● **DIRECTION**:
Retype all the entries word for word, but omit the pictures.
-----
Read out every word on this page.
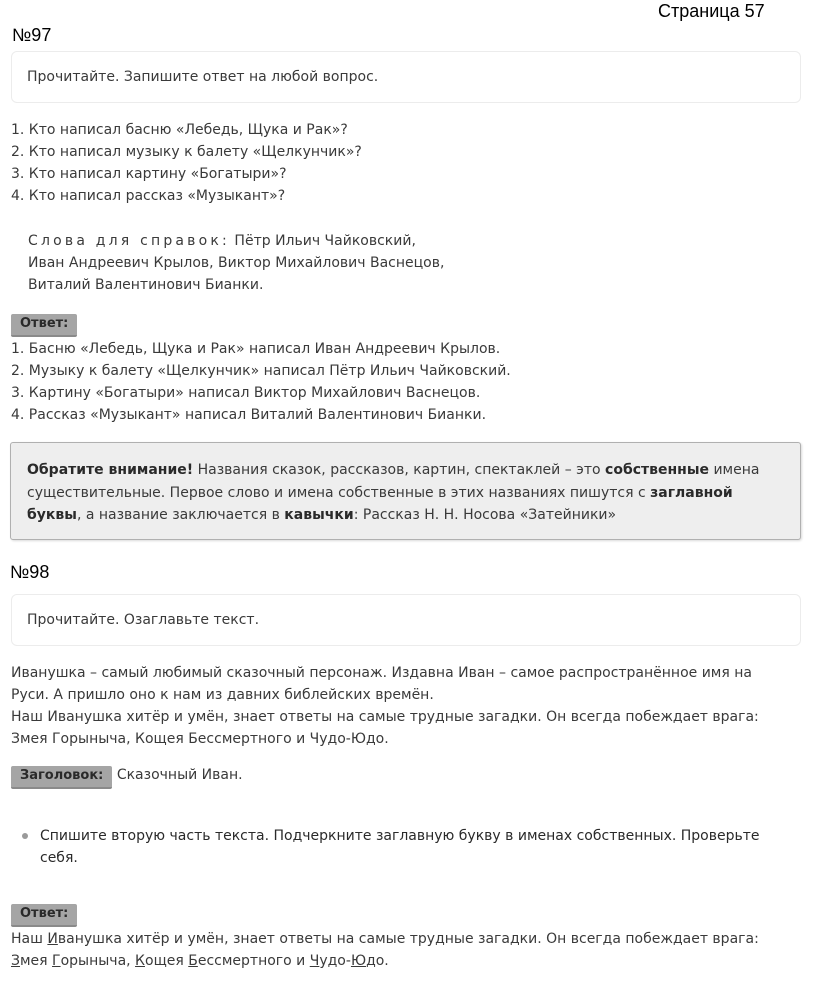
Страница 57
№97
Прочитайте. Запишите ответ на любой вопрос.
1. Кто написал басню «Лебедь, Щука и Рак»?
2. Кто написал музыку к балету «Щелкунчик»?
3. Кто написал картину «Богатыри»?
4. Кто написал рассказ «Музыкант»?
Слова для справок: Пётр Ильич Чайковский,
Иван Андреевич Крылов, Виктор Михайлович Васнецов,
Виталий Валентинович Бианки.
Ответ:
1. Басню «Лебедь, Щука и Рак» написал Иван Андреевич Крылов.
2. Музыку к балету «Щелкунчик» написал Пётр Ильич Чайковский.
3. Картину «Богатыри» написал Виктор Михайлович Васнецов.
4. Рассказ «Музыкант» написал Виталий Валентинович Бианки.
Обратите внимание! Названия сказок, рассказов, картин, спектаклей – это собственные имена существительные. Первое слово и имена собственные в этих названиях пишутся с заглавной буквы, а название заключается в кавычки: Рассказ Н. Н. Носова «Затейники»
№98
Прочитайте. Озаглавьте текст.
Иванушка – самый любимый сказочный персонаж. Издавна Иван – самое распространённое имя на
Руси. А пришло оно к нам из давних библейских времён.
Наш Иванушка хитёр и умён, знает ответы на самые трудные загадки. Он всегда побеждает врага:
Змея Горыныча, Кощея Бессмертного и Чудо-Юдо.
Заголовок: Сказочный Иван.
Спишите вторую часть текста. Подчеркните заглавную букву в именах собственных. Проверьте себя.
Ответ:
Наш Иванушка хитёр и умён, знает ответы на самые трудные загадки. Он всегда побеждает врага:
Змея Горыныча, Кощея Бессмертного и Чудо-Юдо.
-----
● **OUTPUT**:
Read out every word on this page.
Страница 57
№97
Прочитайте. Запишите ответ на любой вопрос.
1. Кто написал басню «Лебедь, Щука и Рак»?
2. Кто написал музыку к балету «Щелкунчик»?
3. Кто написал картину «Богатыри»?
4. Кто написал рассказ «Музыкант»?
Слова для справок: Пётр Ильич Чайковский,
Иван Андреевич Крылов, Виктор Михайлович Васнецов,
Виталий Валентинович Бианки.
Ответ:
1. Басню «Лебедь, Щука и Рак» написал Иван Андреевич Крылов.
2. Музыку к балету «Щелкунчик» написал Пётр Ильич Чайковский.
3. Картину «Богатыри» написал Виктор Михайлович Васнецов.
4. Рассказ «Музыкант» написал Виталий Валентинович Бианки.
Обратите внимание! Названия сказок, рассказов, картин, спектаклей – это собственные имена существительные. Первое слово и имена собственные в этих названиях пишутся с заглавной буквы, а название заключается в кавычки: Рассказ Н. Н. Носова «Затейники»
№98
Прочитайте. Озаглавьте текст.
Иванушка – самый любимый сказочный персонаж. Издавна Иван – самое распространённое имя на
Руси. А пришло оно к нам из давних библейских времён.
Наш Иванушка хитёр и умён, знает ответы на самые трудные загадки. Он всегда побеждает врага:
Змея Горыныча, Кощея Бессмертного и Чудо-Юдо.
Заголовок: Сказочный Иван.
Спишите вторую часть текста. Подчеркните заглавную букву в именах собственных. Проверьте себя.
Ответ:
Наш Иванушка хитёр и умён, знает ответы на самые трудные загадки. Он всегда побеждает врага:
Змея Горыныча, Кощея Бессмертного и Чудо-Юдо.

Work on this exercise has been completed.